Parábola de los trabajadores de la viña.
(Domingo
XXV - TO - Ciclo A – 2017)
“Id
también vosotros a mi viña” (Mt 20, 1-16).
La parábola se entiende mejor cuando a los personajes y elementos naturales que
se encuentran en ellas, se les da valor de analogados y se los reemplazan por
bienes y elementos sobrenaturales. Así, el dueño de la vid es Dios; la vid es
la Iglesia; los jornaleros son los bautizados que reciben la gracia de la
conversión –estar bautizado no es sinónimo de conversión-; la paga del dueño de
la vid –un denario-, igual para todos, es la bienaventuranza eterna en el Reino
de los cielos; las distintas horas en las que los jornaleros son contratados,
representan las distintas edades de la vida en las que los bautizados, o bien
son llamados a trabajar en la Iglesia por la salvación de las almas, o bien son
llamados ante la Presencia de Dios y reciben la gracia de la conversión
perfecta del corazón, la contrición, que les granjea la entrada en el Reino de
los cielos. Por último, los jornaleros que ya estaban trabajando en la viña y
se enojan porque los otros jornaleros reciben la misma paga que ellos –esto es,
el Reino de los cielos-, representa a los católicos duros de corazón que,
estando en la Iglesia desde hace tiempo, no han progresado sin embargo en la
caridad, y no aceptan, ni a los nuevos conversos, ni a los pecadores que se
convierten a último momento. Si fuera por ellos, el Buen Ladrón, por ejemplo,
que se arrepiente a último momento de su vida terrena, instantes antes de
morir, recibiendo así el premio del Reino de los cielos por Jesús mismo en
Persona, no debería haberse salvado, porque según estos católicos duros de
corazón, ni se merecen el cielo por ser pecadores, ni Dios puede ser tan
misericordioso que no los castigue.
_____
*CONSIGNA A*
¿Concuerdan con el texto sobre la parábola de la viña estas afirmaciones? Responde sí o no a cada una y cita las palabras del texto que lo deciden. (i) La vid representa a la Iglesia. (ii) Estar bautizado equivale a estar convertido. (iii) La paga del dueño es distinta para cada jornalero.
*CONSIGNA B*
¿A quién pone como ejemplo el texto sobre la parábola de la viña de alguien que se arrepiente a último momento?
*CONSIGNA C*
Retoma el texto sobre la parábola de la viña y continúalo después de su última oración.

(Entradas de cuadros delimitadores)
_____
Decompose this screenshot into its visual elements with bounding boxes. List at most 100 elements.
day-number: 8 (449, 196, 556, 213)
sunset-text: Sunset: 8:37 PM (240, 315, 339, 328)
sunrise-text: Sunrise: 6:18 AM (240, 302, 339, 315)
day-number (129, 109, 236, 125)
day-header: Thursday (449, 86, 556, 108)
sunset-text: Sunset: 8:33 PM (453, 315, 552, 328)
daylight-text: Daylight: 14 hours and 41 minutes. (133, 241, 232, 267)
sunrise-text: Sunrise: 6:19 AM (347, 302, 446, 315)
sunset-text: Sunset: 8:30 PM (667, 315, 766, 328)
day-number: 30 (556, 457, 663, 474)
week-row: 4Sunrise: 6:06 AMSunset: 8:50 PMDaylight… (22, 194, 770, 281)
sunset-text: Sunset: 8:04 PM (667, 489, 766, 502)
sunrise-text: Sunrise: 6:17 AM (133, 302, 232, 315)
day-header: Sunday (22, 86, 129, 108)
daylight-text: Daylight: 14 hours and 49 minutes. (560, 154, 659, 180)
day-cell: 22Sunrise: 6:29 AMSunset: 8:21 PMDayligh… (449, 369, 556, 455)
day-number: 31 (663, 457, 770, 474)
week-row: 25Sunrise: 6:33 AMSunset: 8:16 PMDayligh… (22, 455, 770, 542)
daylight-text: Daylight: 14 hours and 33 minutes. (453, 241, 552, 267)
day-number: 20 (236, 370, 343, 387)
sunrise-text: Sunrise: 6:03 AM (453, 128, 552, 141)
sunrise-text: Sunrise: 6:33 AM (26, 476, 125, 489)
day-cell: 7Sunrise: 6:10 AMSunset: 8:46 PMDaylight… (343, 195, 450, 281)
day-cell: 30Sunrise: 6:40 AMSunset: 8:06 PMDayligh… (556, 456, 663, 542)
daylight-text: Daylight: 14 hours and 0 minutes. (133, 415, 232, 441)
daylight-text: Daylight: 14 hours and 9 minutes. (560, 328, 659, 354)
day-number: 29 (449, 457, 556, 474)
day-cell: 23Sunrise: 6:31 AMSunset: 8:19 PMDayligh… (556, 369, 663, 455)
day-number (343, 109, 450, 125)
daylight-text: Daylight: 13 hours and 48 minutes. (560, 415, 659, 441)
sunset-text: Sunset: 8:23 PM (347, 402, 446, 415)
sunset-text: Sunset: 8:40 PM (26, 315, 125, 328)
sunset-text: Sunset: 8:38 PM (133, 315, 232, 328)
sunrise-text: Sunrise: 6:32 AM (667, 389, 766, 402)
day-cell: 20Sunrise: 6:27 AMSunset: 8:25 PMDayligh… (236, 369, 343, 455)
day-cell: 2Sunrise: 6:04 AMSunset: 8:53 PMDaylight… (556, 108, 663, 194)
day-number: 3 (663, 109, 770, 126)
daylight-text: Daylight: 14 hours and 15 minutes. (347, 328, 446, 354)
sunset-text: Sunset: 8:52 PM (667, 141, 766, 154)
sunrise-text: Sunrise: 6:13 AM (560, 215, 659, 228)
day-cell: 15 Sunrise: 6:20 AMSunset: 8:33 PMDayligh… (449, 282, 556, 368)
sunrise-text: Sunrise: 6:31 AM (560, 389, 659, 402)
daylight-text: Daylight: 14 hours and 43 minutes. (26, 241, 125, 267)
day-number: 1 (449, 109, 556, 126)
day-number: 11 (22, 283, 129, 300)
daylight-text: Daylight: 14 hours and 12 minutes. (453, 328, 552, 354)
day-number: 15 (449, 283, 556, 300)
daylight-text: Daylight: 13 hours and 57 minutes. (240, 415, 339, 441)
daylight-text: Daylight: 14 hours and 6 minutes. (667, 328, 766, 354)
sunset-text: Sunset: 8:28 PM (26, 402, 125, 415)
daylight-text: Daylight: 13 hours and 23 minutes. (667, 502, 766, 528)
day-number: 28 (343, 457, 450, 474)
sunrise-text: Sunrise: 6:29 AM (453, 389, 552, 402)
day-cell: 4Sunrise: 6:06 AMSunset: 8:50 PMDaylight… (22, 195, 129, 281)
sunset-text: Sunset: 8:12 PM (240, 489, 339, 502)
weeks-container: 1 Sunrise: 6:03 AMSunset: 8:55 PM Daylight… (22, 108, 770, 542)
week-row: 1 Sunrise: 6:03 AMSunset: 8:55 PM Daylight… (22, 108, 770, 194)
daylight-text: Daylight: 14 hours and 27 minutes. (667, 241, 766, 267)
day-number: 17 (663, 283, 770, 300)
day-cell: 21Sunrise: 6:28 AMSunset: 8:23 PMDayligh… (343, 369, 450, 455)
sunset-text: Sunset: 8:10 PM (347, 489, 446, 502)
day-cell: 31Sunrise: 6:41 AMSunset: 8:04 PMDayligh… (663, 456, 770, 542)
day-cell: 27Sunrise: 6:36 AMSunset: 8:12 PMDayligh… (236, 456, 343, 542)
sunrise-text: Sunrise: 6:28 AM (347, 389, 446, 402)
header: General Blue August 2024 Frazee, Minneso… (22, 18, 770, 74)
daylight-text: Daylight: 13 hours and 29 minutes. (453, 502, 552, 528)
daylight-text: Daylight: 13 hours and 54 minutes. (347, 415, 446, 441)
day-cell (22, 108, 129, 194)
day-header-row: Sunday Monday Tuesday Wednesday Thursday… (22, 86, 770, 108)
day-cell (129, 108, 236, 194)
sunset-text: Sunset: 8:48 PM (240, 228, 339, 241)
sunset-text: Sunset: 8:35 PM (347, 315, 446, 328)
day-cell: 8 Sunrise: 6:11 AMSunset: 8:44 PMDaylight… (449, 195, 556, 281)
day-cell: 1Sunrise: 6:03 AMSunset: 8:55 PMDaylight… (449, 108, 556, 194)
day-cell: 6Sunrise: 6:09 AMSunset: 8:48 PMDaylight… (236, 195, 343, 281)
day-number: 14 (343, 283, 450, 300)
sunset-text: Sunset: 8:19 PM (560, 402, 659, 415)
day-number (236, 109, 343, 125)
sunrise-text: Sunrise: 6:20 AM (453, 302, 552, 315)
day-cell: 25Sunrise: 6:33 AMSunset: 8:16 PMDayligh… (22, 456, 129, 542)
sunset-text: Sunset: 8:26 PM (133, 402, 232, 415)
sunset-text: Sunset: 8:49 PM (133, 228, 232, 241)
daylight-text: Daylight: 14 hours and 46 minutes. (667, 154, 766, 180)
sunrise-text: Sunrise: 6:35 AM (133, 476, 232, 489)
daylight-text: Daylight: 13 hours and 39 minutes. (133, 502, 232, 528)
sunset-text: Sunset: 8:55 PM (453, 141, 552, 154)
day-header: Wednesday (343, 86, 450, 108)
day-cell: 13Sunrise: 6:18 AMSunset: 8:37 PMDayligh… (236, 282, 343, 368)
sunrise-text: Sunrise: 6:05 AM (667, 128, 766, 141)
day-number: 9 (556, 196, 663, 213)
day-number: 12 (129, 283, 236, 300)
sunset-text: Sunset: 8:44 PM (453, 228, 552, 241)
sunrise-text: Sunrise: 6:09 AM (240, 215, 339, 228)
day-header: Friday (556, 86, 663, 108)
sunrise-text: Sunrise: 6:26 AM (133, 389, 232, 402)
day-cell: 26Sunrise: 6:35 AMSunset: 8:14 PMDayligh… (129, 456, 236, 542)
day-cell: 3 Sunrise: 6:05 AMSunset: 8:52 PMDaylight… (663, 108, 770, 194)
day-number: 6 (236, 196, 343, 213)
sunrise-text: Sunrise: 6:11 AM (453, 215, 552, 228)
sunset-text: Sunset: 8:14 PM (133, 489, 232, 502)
_____
*RESPUESTA A*
(i) Sí: "la vid es la Iglesia". (ii) No: "estar bautizado no es sinónimo de conversión". (iii) No: "igual para todos".

*RESPUESTA B*
Al Buen Ladrón.

*RESPUESTA C*
Entonces,
con la parábola de un dueño de una vid, que contrata a obreros a diferentes
horas del día, pagando a todos un mismo salario, Jesús grafica no solo el Reino
de los cielos –que es la paga dada a quienes trabajan en su Iglesia-, sino la
inmensidad de la Misericordia Divina, que se ofrece gratuitamente a todos los
hombres pecadores, de todas las edades –simbolizados en los distintos horarios
en los cuales los jornaleros son contratados-, lo cual significa que “Dios no
hace acepción de personas” (Rom 2,
11; Hch 10, 34), ya que lo que busca
en el hombre es el arrepentimiento sincero, la contrición del corazón y el
deseo de no volver a pecar, sin fijarse en la inmensidad del pecado que estos
hombres puedan haber cometido. Pero en la parábola están representados también otra
clase de hombres: son aquellos católicos que, estando en la Iglesia desde hace
tiempo, se escandalizan y se ofenden porque Dios conceda misericordia a quienes
ellos mismos, en su soberbia, consideran que son indignos de la misma, con lo
cual, así, se ponen en el lugar de Dios mismo, se auto-nombran jueces de Dios y
del prójimo, demostrando la total falta de caridad en sus corazones, caridad
que debería rebosar en ellos, al estar desde hace ya un tiempo considerable en
la Iglesia.
En
esta parábola Jesús habla por lo tanto de dos grupos de personas: de paganos
que se convierten e ingresan en la Iglesia; de bautizados neo-conversos que
comienzan a ir a la Iglesia, o también de católicos que, luego de toda una vida
alejados de Dios, en el último momento reciben la gracia de la conversión final
y se salvan, a pesar de haber sido, incluso, hasta criminales. Al respecto, es
conocido el caso de un homicida sentenciado a muerte –llamado Henri Pranzini- que
poco antes de recibir la pena capital se convirtió por las oraciones de Santa
Teresita del Niño Jesús[1]: ; vale también el ejemplo del Buen Ladrón, que
se convierte antes de morir y así entra en el Paraíso, llevado por el mismo
Jesús en Persona: “Yo te aseguro que hoy estarás conmigo en el Paraíso” (Lc 23, 43).
Pero Jesús también se refiere a quienes, siendo católicos, y
estando en la Iglesia desde hace tiempo, reaccionan de un modo inapropiado para
un hijo de Dios, ante la llegada de los nuevos conversos, o también aquellos
que se escandalizan de que un asesino –por supuesto, previa conversión-, pueda
recibir el perdón de Dios y llegar al cielo.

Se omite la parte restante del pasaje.